▶ Instructions to follow:
Transcribe the records below exactly as they appear, omitting any pictures.

>> start

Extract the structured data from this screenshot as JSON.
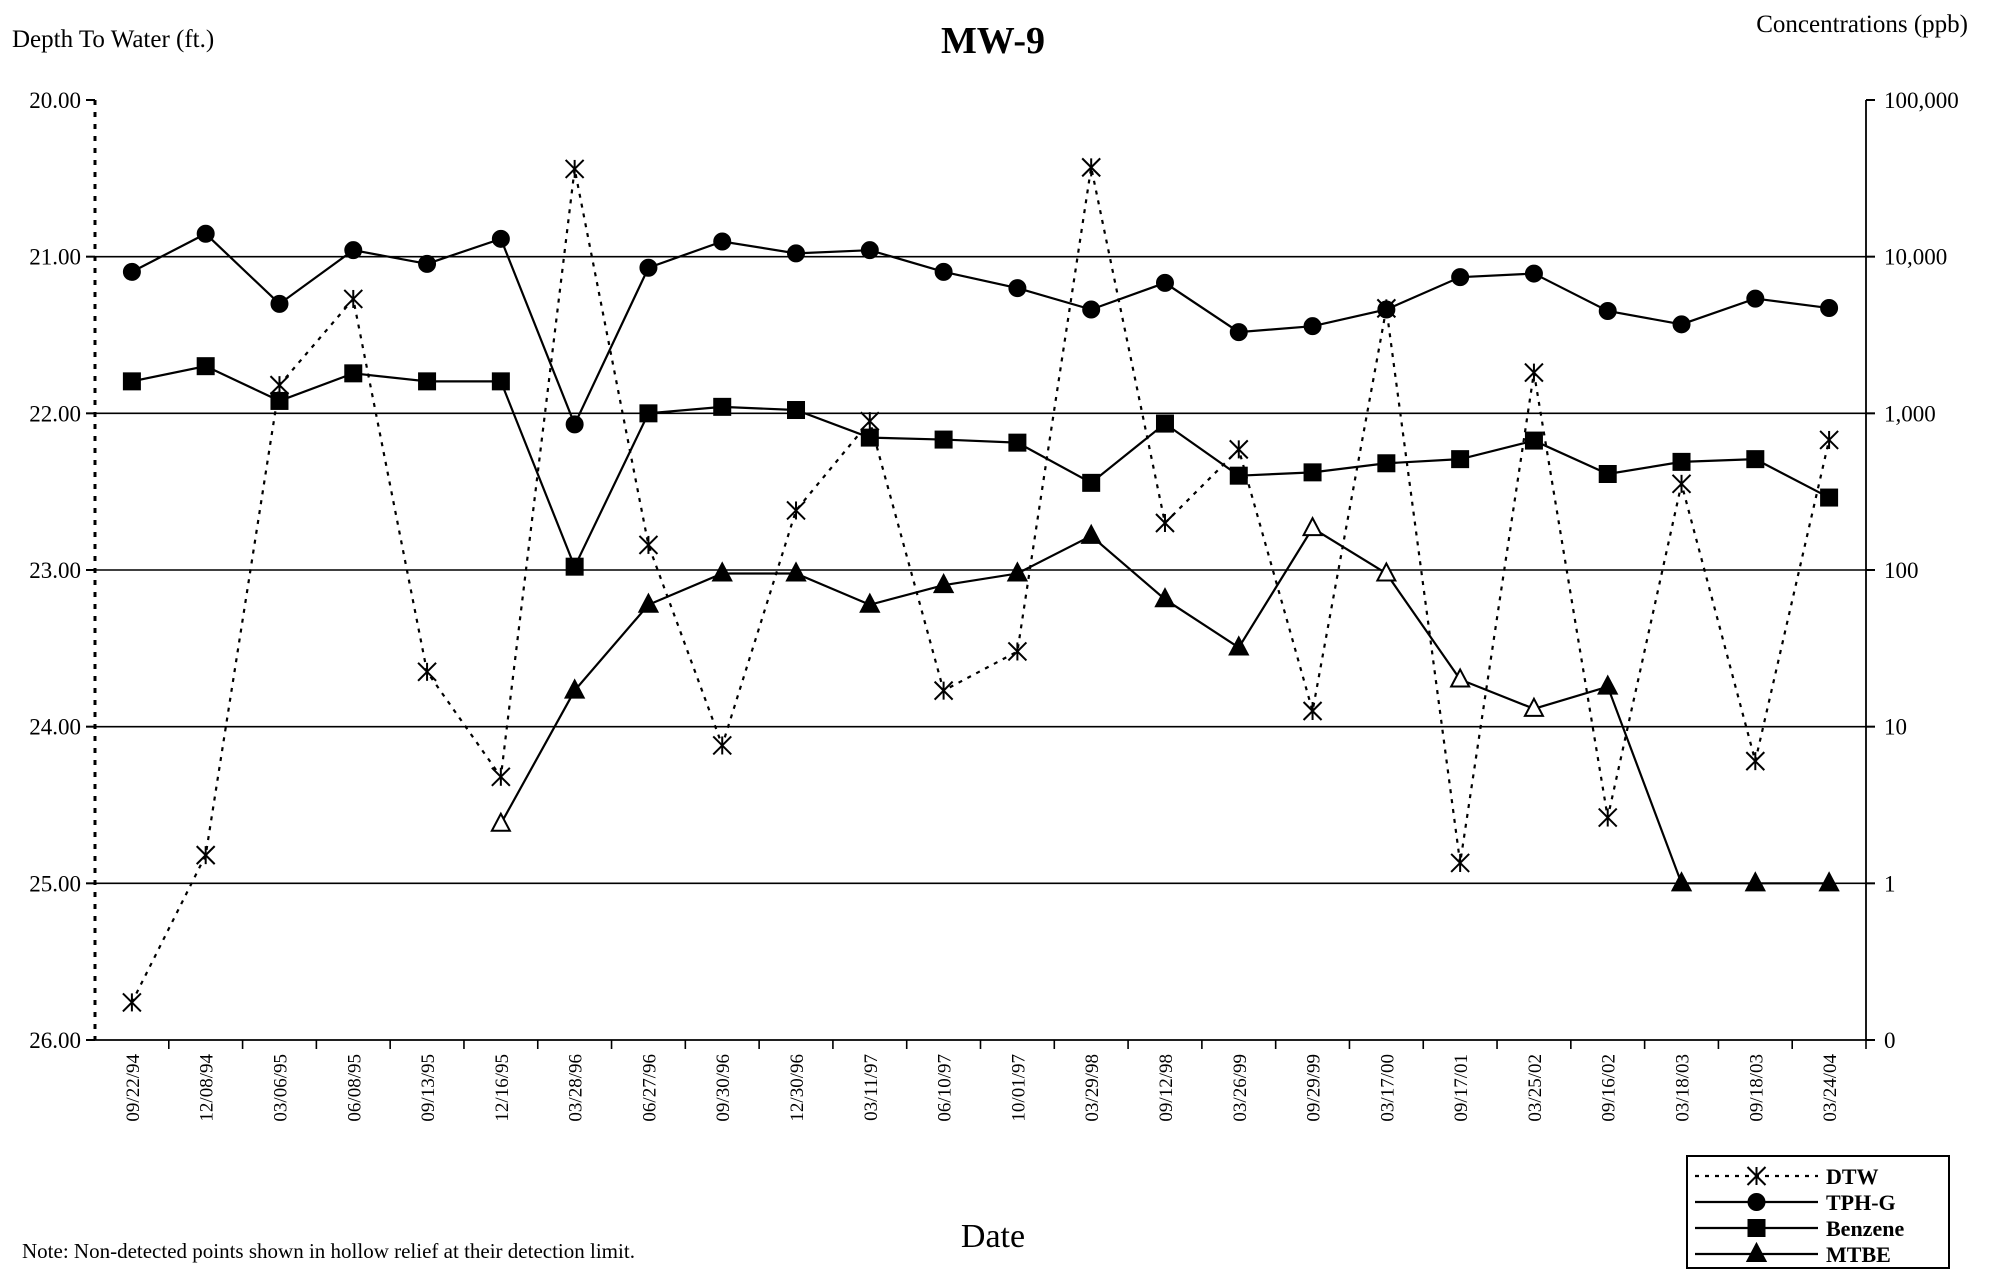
{
  "chart_data": {
    "type": "line",
    "title": "MW-9",
    "ylabel_left": "Depth To Water (ft.)",
    "ylabel_right": "Concentrations (ppb)",
    "xlabel": "Date",
    "note": "Note: Non-detected points shown in hollow relief at their detection limit.",
    "categories": [
      "09/22/94",
      "12/08/94",
      "03/06/95",
      "06/08/95",
      "09/13/95",
      "12/16/95",
      "03/28/96",
      "06/27/96",
      "09/30/96",
      "12/30/96",
      "03/11/97",
      "06/10/97",
      "10/01/97",
      "03/29/98",
      "09/12/98",
      "03/26/99",
      "09/29/99",
      "03/17/00",
      "09/17/01",
      "03/25/02",
      "09/16/02",
      "03/18/03",
      "09/18/03",
      "03/24/04"
    ],
    "left_axis": {
      "ylim": [
        20.0,
        26.0
      ],
      "inverted": true,
      "ticks": [
        "20.00",
        "21.00",
        "22.00",
        "23.00",
        "24.00",
        "25.00",
        "26.00"
      ]
    },
    "right_axis": {
      "scale": "log",
      "ticks": [
        "100,000",
        "10,000",
        "1,000",
        "100",
        "10",
        "1",
        "0"
      ]
    },
    "grid": "horizontal",
    "legend_position": "bottom-right",
    "series": [
      {
        "name": "DTW",
        "axis": "left",
        "line_style": "dotted",
        "marker": "asterisk",
        "values": [
          25.76,
          24.82,
          21.82,
          21.27,
          23.65,
          24.32,
          20.44,
          22.84,
          24.12,
          22.62,
          22.05,
          23.77,
          23.52,
          20.43,
          22.7,
          22.23,
          23.9,
          21.33,
          24.87,
          21.74,
          24.58,
          22.45,
          24.22,
          22.17
        ],
        "non_detect": []
      },
      {
        "name": "TPH-G",
        "axis": "right",
        "line_style": "solid",
        "marker": "circle",
        "values": [
          8000,
          14000,
          5000,
          11000,
          9000,
          13000,
          850,
          8500,
          12500,
          10500,
          11000,
          8000,
          6300,
          4600,
          6800,
          3300,
          3600,
          4600,
          7400,
          7800,
          4500,
          3700,
          5400,
          4700
        ],
        "non_detect": []
      },
      {
        "name": "Benzene",
        "axis": "right",
        "line_style": "solid",
        "marker": "square",
        "values": [
          1600,
          2000,
          1200,
          1800,
          1600,
          1600,
          105,
          1000,
          1100,
          1050,
          700,
          680,
          650,
          360,
          860,
          400,
          420,
          480,
          510,
          670,
          410,
          490,
          510,
          290
        ],
        "non_detect": []
      },
      {
        "name": "MTBE",
        "axis": "right",
        "line_style": "solid",
        "marker": "triangle",
        "values": [
          null,
          null,
          null,
          null,
          null,
          2.4,
          17,
          60,
          95,
          95,
          60,
          80,
          95,
          165,
          65,
          32,
          185,
          95,
          20,
          13,
          18,
          1,
          1,
          0.9
        ],
        "non_detect": [
          5,
          16,
          17,
          18,
          19
        ]
      }
    ]
  }
}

>> end

▶ Finished exercise:
Extract the structured data from this screenshot as JSON.
{
  "chart_data": {
    "type": "line",
    "title": "MW-9",
    "ylabel_left": "Depth To Water (ft.)",
    "ylabel_right": "Concentrations (ppb)",
    "xlabel": "Date",
    "note": "Note: Non-detected points shown in hollow relief at their detection limit.",
    "categories": [
      "09/22/94",
      "12/08/94",
      "03/06/95",
      "06/08/95",
      "09/13/95",
      "12/16/95",
      "03/28/96",
      "06/27/96",
      "09/30/96",
      "12/30/96",
      "03/11/97",
      "06/10/97",
      "10/01/97",
      "03/29/98",
      "09/12/98",
      "03/26/99",
      "09/29/99",
      "03/17/00",
      "09/17/01",
      "03/25/02",
      "09/16/02",
      "03/18/03",
      "09/18/03",
      "03/24/04"
    ],
    "left_axis": {
      "ylim": [
        20.0,
        26.0
      ],
      "inverted": true,
      "ticks": [
        "20.00",
        "21.00",
        "22.00",
        "23.00",
        "24.00",
        "25.00",
        "26.00"
      ]
    },
    "right_axis": {
      "scale": "log",
      "ticks": [
        "100,000",
        "10,000",
        "1,000",
        "100",
        "10",
        "1",
        "0"
      ]
    },
    "grid": "horizontal",
    "legend_position": "bottom-right",
    "series": [
      {
        "name": "DTW",
        "axis": "left",
        "line_style": "dotted",
        "marker": "asterisk",
        "values": [
          25.76,
          24.82,
          21.82,
          21.27,
          23.65,
          24.32,
          20.44,
          22.84,
          24.12,
          22.62,
          22.05,
          23.77,
          23.52,
          20.43,
          22.7,
          22.23,
          23.9,
          21.33,
          24.87,
          21.74,
          24.58,
          22.45,
          24.22,
          22.17
        ],
        "non_detect": []
      },
      {
        "name": "TPH-G",
        "axis": "right",
        "line_style": "solid",
        "marker": "circle",
        "values": [
          8000,
          14000,
          5000,
          11000,
          9000,
          13000,
          850,
          8500,
          12500,
          10500,
          11000,
          8000,
          6300,
          4600,
          6800,
          3300,
          3600,
          4600,
          7400,
          7800,
          4500,
          3700,
          5400,
          4700
        ],
        "non_detect": []
      },
      {
        "name": "Benzene",
        "axis": "right",
        "line_style": "solid",
        "marker": "square",
        "values": [
          1600,
          2000,
          1200,
          1800,
          1600,
          1600,
          105,
          1000,
          1100,
          1050,
          700,
          680,
          650,
          360,
          860,
          400,
          420,
          480,
          510,
          670,
          410,
          490,
          510,
          290
        ],
        "non_detect": []
      },
      {
        "name": "MTBE",
        "axis": "right",
        "line_style": "solid",
        "marker": "triangle",
        "values": [
          null,
          null,
          null,
          null,
          null,
          2.4,
          17,
          60,
          95,
          95,
          60,
          80,
          95,
          165,
          65,
          32,
          185,
          95,
          20,
          13,
          18,
          1,
          1,
          0.9
        ],
        "non_detect": [
          5,
          16,
          17,
          18,
          19
        ]
      }
    ]
  }
}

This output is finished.